→ Elenco dei compiti:
A – Restituisci dall'articolo sulla crociera in Sardegna tutto il testo che va da "Fu un vero e" giù fino a "piede in Italia.", senza alcuna modifica.
B – Nelle righe, da quella che contiene "- Text: Knihovna" giù fino a quella che contiene "- Text: TDDLI: TDDLI: [74, 281, 123, 295]", entrambe incluse, cambia "Bar" in "Barra" lasciando invariato tutto il resto. Riporta soltanto queste righe.

→ Articolo:
▼

Per venire incontro a questa «aspirazione al viaggio», a questa nobile sete di conoscere L'Italia letteraria ha pensato di organizzare una appetitosissima ed estremamente economica CROCIERA in una delle meno conosciute e più belle parti d’Italia cioè a dire IN SARDEGNA. Un viaggio di otto giorni: che vuol dire otto giorni di mare e di terra, dolci riposi a bordo, agevoli e comode gite nei luoghi più interessanti dell’Isola generosa, un caleidoscopio di visioni tutte egualmente memorabili, inaspettate, stupende. Una settimana di liberazione dalle cure cittadine, dai gravosi impegni; una vacanza che sarà un arricchimento dello spirito e della salute, nella più serena, calma e fiorita stagione dell’anno”.

 

Abbinato al viaggio vi è un Concorso letterario: “Allo scopo di far sì – citiamo ancora dalla prima pagina della rivista dell’8 Maggio 1932 – che l’iniziativa non si esaurisca in se stessa ma si prolunghi idealmente al di là della sua effettuazione L’Italia letteraria ha deciso di istituire uno speciale PREMIO LETTERARIO aperto a tutti i partecipanti alla crociera per un sintetico DIARIO DEL VIAGGIO. Comunicheremo successivamente le modalità del Concorso e i nomi dei componenti la Commissione giudicatrice. Annunciamo intanto che al vincitore sarà corrisposto un premio di LIRE 5.000 e che il suo lavoro sarà pubblicato nelle colonne dell’Italia letteraria”.

 

Annunciata per il mese di giugno la crociera si svolse in realtà da domenica 18 settembre a mercoledì 28 ottobre. Vi presero parte 25 crocieristi che s’imbarcarono a Civitavecchia sulla nave Tirrenia. Manlio Brigaglia che nell’Edizione di Delfino traccia una cronistoria dell'escursione scrive che “A seguire le cronache, resta un senso di soffocamento di fronte alla densità del programma, visite mordi e fuggi ai più importanti centri e ai più rinomati monumenti dell’isola, lunghi viaggi in pulman, ricevimenti mondani, vermouth d’onore, pranzi in albergo, spettacoli folcloristici, fantasmagorie di costumi, canti e balli…”.

 

Fu un vero e proprio tour -de-force, da Tempio a Sassari, da Sassari ad Alghero, da Alghero a Macomer, da Macomer a Nuoro, da Nuoro a Oristano, da Oristano a Cagliari e nella zona mineraria dell’Iglesiente, passando attraverso innumerevoli paesi. Da Cagliari, per il rientro, una nave li portò a Porto Torres, dove i crocieristi arrivarono il lunedì 26, dopo due giorni di navigazione. Di nuovo si recano a Sassari e, dopo una breve visita alla basilica di Saccargia, all’alba di lunedì 26, imbarcatisi sulla Città di Spezia,dopo una breve sosta a La Maddalena e Caprera, salpano da Terranova per Civitavecchia, rimettendo piede in Italia.

▲

→ Righe:
▼

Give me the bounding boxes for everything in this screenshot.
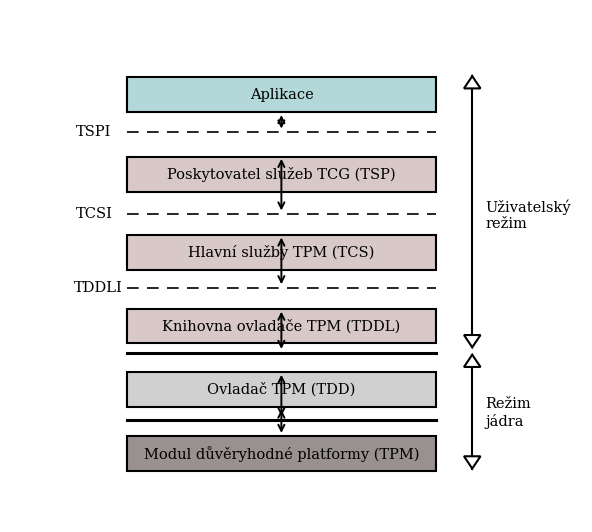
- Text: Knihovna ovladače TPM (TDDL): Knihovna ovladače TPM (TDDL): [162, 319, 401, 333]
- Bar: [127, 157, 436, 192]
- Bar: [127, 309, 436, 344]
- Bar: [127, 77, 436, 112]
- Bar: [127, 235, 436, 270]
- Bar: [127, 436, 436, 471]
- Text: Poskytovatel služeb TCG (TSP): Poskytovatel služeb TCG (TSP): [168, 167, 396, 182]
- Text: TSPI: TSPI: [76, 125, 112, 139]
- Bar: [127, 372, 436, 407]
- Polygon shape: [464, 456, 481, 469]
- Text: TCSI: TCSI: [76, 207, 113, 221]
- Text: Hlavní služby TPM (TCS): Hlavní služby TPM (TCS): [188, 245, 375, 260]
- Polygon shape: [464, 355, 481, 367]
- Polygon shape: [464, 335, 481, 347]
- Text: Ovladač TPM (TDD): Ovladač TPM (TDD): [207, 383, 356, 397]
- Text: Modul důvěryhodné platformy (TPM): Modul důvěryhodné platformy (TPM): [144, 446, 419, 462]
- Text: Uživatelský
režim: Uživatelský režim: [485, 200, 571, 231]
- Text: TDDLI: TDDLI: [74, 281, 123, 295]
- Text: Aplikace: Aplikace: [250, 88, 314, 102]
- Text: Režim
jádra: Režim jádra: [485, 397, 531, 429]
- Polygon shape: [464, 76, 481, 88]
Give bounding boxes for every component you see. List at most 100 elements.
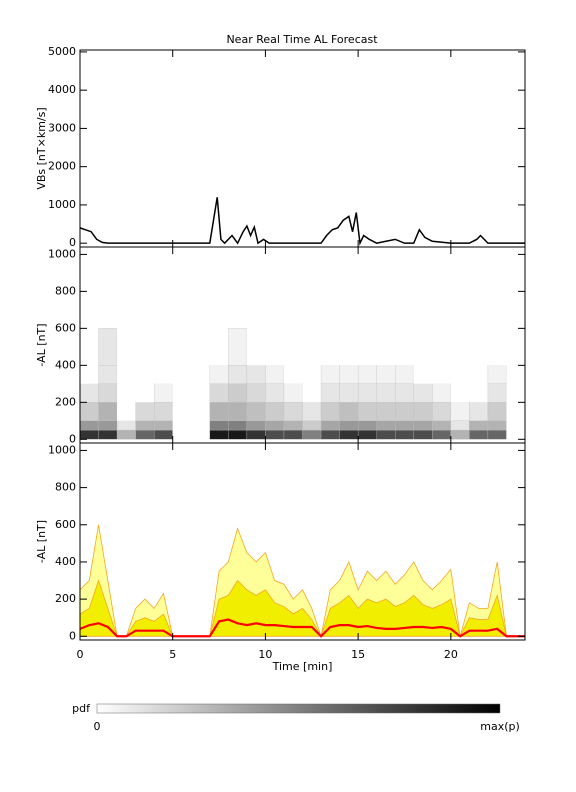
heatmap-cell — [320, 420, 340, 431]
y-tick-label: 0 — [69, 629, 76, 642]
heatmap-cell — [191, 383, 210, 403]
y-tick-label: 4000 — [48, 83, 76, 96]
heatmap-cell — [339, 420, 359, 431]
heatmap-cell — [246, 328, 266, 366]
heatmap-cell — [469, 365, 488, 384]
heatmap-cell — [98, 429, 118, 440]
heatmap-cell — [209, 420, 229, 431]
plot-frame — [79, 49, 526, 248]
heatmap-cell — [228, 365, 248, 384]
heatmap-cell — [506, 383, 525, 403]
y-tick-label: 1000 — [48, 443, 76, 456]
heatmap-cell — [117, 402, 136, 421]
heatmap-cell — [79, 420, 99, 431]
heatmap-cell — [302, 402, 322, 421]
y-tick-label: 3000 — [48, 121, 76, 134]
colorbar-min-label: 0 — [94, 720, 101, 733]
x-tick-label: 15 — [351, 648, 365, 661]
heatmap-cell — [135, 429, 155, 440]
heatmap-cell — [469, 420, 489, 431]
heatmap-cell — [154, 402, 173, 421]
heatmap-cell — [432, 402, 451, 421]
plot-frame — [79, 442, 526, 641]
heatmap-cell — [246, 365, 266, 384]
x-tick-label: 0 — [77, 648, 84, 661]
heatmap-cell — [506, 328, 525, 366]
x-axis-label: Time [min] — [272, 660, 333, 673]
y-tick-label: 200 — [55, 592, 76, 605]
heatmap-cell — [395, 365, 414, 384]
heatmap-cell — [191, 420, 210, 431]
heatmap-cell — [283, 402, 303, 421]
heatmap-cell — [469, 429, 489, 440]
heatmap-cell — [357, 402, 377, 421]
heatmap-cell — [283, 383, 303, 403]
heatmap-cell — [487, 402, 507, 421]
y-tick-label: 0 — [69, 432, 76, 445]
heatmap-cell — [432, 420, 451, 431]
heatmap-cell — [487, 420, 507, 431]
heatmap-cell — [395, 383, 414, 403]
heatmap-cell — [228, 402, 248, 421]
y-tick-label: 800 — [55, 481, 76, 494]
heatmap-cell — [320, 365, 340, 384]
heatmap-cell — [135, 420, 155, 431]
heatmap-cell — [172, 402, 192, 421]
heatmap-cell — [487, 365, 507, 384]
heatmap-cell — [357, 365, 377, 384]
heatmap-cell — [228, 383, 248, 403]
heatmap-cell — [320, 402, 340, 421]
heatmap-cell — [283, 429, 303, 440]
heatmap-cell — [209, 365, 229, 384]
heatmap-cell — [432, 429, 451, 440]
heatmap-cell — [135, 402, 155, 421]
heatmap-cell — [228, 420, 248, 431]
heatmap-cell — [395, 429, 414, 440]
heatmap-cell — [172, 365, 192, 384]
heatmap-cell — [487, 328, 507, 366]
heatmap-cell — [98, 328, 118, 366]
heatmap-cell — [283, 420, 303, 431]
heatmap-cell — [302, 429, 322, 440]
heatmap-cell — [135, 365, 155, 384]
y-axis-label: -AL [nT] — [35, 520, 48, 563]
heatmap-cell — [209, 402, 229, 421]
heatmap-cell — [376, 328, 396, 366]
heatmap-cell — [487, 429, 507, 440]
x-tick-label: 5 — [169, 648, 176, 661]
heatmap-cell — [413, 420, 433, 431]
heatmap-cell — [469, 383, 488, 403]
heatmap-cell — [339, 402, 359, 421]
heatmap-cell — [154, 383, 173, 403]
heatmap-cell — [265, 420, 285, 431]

▲

→ Risposte attese:
A –
Fu un vero e proprio tour -de-force, da Tempio a Sassari, da Sassari ad Alghero, da Alghero a Macomer, da Macomer a Nuoro, da Nuoro a Oristano, da Oristano a Cagliari e nella zona mineraria dell’Iglesiente, passando attraverso innumerevoli paesi. Da Cagliari, per il rientro, una nave li portò a Porto Torres, dove i crocieristi arrivarono il lunedì 26, dopo due giorni di navigazione. Di nuovo si recano a Sassari e, dopo una breve visita alla basilica di Saccargia, all’alba di lunedì 26, imbarcatisi sulla Città di Spezia,dopo una breve sosta a La Maddalena e Caprera, salpano da Terranova per Civitavecchia, rimettendo piede in Italia.

B –
- Text: Knihovna ovladače TPM (TDDL): Knihovna ovladače TPM (TDDL): [162, 319, 401, 333]
- Barra: [127, 157, 436, 192]
- Barra: [127, 309, 436, 344]
- Barra: [127, 77, 436, 112]
- Barra: [127, 235, 436, 270]
- Barra: [127, 436, 436, 471]
- Text: Poskytovatel služeb TCG (TSP): Poskytovatel služeb TCG (TSP): [168, 167, 396, 182]
- Text: TSPI: TSPI: [76, 125, 112, 139]
- Barra: [127, 372, 436, 407]
- Polygon shape: [464, 456, 481, 469]
- Text: TCSI: TCSI: [76, 207, 113, 221]
- Text: Hlavní služby TPM (TCS): Hlavní služby TPM (TCS): [188, 245, 375, 260]
- Polygon shape: [464, 355, 481, 367]
- Polygon shape: [464, 335, 481, 347]
- Text: Ovladač TPM (TDD): Ovladač TPM (TDD): [207, 383, 356, 397]
- Text: Modul důvěryhodné platformy (TPM): Modul důvěryhodné platformy (TPM): [144, 446, 419, 462]
- Text: Uživatelský
režim: Uživatelský režim: [485, 200, 571, 231]
- Text: TDDLI: TDDLI: [74, 281, 123, 295]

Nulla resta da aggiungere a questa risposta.